Problems to solve =>
1) Answer these questions using the text on Force Touch:
(a) On what date was Force Touch first unveiled?
(b) How many settings for input sensitivity does 3D Touch have?
(c) What is Apple's haptic engine called?
2) Extend the text on Force Touch by writing what comes after its final sentence.

Document text =>

____________________

Force-sensing touch technology developed by Apple Inc.

Force Touch is a haptic pressure-sensing technology developed by Apple Inc. that enables trackpads and touchscreens to sense the amount of force being applied to their surfaces. Software that uses Force Touch can distinguish between various levels of force for user interaction purposes. Force Touch was first unveiled on September 9, 2014, during the introduction of Apple Watch. Starting with the Apple Watch, Force Touch has been incorporated into many Apple products, including MacBooks and the Magic Trackpad 2.

Older iPhones have a similar technology known as 3D Touch. The technology brings usability enhancements to the software by offering a third dimension to accept input. Users can apply a force on the input surface to interact with the displayed content in a way that a normal touch would not. 3D Touch enables software features such as pressing hard to access a shortcut menu for an app, and pressing hard on a website link to show a preview of the web page.

3D Touch has three settings for input sensitivity. This enables users to customize a preference of light, medium, or firm press on the iPhone's screen. 3D Touch gives a continuous pressure reading to software that is running on the phone. Force Touch on the other hand, gives only two layers of interaction: A normal click and a force click. Apple's haptic engine called the Taptic Engine resides in these devices, which houses a linear actuator producing vibratory effects as feedback. Apple enabled application developers to leverage the pressure sensitivity of trackpads and touchscreens into their own apps. 3D Touch was discontinued with the iPhone 11 and onwards.

____________________

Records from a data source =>
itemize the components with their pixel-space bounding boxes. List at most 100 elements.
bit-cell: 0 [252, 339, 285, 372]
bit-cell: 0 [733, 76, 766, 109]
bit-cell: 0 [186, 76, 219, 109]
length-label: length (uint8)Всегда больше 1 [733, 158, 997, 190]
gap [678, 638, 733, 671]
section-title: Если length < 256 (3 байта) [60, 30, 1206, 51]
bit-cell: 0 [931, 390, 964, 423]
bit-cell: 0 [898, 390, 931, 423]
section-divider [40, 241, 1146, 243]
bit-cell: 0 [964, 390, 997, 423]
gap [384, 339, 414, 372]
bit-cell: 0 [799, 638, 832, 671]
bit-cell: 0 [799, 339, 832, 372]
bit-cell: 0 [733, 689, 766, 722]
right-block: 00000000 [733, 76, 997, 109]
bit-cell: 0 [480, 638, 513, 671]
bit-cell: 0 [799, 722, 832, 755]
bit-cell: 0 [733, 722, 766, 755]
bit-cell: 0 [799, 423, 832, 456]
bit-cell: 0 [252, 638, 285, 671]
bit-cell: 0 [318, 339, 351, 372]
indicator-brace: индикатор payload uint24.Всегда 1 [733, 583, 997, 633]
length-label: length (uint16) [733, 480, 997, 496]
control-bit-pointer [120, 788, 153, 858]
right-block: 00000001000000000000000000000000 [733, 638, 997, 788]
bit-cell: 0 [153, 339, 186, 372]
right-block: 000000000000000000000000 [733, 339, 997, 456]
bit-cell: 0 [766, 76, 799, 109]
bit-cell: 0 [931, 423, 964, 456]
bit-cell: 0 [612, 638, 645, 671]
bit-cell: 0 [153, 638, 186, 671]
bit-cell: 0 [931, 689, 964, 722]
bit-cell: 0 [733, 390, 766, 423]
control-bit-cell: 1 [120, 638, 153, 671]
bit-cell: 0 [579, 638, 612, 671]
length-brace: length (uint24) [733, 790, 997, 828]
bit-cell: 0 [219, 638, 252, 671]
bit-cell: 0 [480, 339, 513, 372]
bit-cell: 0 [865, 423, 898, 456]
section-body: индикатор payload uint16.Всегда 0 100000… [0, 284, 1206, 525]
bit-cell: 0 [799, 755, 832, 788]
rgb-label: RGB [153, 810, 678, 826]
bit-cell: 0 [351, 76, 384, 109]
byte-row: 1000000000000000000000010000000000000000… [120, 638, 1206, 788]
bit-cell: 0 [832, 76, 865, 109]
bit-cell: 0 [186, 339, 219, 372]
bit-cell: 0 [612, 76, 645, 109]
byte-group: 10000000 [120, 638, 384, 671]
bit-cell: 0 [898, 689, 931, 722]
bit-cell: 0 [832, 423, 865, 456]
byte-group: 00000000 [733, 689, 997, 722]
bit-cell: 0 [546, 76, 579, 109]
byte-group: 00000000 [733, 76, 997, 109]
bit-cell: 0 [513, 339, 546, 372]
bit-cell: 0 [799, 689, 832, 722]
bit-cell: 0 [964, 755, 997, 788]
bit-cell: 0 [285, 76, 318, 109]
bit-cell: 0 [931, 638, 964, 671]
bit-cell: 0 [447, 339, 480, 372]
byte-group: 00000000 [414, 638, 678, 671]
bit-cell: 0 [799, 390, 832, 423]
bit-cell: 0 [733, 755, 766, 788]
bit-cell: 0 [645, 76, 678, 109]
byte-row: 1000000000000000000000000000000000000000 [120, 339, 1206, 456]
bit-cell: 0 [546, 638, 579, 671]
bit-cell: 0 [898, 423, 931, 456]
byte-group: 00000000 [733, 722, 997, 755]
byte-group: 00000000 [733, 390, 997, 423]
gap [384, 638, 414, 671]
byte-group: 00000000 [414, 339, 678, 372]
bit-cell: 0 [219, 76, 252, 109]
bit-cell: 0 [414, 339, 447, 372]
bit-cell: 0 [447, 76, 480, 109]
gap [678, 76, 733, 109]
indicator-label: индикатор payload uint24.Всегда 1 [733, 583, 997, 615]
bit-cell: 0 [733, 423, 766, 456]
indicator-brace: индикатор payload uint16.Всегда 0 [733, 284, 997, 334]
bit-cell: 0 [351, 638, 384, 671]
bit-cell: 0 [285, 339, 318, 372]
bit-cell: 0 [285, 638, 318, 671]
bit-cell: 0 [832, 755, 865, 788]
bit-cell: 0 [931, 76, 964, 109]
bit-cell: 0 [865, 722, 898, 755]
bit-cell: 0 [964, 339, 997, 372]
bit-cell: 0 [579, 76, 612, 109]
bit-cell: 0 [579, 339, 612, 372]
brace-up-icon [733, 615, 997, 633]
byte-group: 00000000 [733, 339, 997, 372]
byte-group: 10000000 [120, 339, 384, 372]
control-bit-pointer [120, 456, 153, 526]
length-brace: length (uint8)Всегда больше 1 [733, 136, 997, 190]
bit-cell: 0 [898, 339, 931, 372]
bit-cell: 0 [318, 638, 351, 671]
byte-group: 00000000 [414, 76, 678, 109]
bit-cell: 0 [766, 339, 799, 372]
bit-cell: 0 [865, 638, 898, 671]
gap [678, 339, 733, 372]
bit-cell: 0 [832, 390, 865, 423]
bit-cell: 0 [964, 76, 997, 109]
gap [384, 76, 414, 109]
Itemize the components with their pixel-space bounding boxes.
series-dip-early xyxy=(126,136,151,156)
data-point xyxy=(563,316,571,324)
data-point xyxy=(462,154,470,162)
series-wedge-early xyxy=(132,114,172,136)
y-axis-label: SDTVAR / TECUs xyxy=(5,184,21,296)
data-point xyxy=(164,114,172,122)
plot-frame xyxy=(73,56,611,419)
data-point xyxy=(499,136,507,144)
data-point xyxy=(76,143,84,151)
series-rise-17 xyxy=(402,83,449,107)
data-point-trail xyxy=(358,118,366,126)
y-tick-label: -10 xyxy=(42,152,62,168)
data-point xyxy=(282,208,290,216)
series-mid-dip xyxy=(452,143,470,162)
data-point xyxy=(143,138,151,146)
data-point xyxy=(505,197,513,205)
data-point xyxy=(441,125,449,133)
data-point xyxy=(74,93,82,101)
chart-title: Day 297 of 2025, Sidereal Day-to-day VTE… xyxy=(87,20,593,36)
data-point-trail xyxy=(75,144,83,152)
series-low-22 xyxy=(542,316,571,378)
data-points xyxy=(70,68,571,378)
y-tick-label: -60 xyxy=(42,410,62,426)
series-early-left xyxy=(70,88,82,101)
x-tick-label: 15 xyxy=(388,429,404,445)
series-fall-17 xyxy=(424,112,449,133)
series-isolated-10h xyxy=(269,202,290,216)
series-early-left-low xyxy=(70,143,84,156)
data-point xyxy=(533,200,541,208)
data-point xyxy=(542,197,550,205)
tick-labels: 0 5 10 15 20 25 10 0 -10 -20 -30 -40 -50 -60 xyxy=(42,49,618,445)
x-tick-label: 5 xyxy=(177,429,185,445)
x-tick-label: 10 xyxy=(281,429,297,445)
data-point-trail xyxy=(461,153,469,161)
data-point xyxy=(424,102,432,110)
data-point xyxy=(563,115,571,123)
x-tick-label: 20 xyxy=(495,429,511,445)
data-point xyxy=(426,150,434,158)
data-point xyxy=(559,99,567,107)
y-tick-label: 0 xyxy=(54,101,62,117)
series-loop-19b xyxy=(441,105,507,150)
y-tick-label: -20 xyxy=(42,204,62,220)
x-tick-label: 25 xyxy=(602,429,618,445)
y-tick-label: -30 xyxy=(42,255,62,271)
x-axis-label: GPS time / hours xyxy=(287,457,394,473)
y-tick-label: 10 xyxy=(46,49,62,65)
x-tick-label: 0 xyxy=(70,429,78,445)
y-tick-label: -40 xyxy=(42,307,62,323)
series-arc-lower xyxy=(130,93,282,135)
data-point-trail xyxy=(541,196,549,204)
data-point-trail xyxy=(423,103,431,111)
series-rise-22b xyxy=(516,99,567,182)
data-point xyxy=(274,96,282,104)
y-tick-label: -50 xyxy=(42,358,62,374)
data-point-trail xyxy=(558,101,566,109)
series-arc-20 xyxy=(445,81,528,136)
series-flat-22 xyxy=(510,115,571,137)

____________________

Responses per task =>
1)
(a) September 9, 2014
(b) Three: light, medium, and firm
(c) The Taptic Engine

2)
Haptic Touch is a software feature on the iPhone XR (but not the iPhone XS) and later iPhone models that serves to replace the functionality that 3D Touch had. The touchscreen no longer has a pressure sensitive layer, so the software waits for a long-press to activate certain features instead (for elements that don't already have a long press action assigned). This feature was added to the iPhone SE (1st generation) and iPod Touch (7th generation) with the iOS 13 update and to any iPad capable of running iPadOS 13.

As of watchOS 7, Force Touch is discontinued on all subsequent Apple Watches, and only Haptic Touch is recognized.

==User functionality==
Force Touch on Macs is used to access a variety of features. A few notable ones are:

- Look up text to show more information from Dictionary, Wikipedia, etc.
- Show an Apple Maps preview of an address location.
- Add dates and events to Calendar.
- Preview details of website links, flight numbers, tracking numbers and events.
- Accelerate fast-forwarding and rewinding on QuickTime and iMovie using variable pressure.

3D Touch on iPhones was used to access features such as:

- Quick Actions allow users to access shortcuts, many right from the Home screen.
- Peek and Pop allows users to preview content and take actions on it, without having to open it. Pressing further, the user can pop into the content in the app.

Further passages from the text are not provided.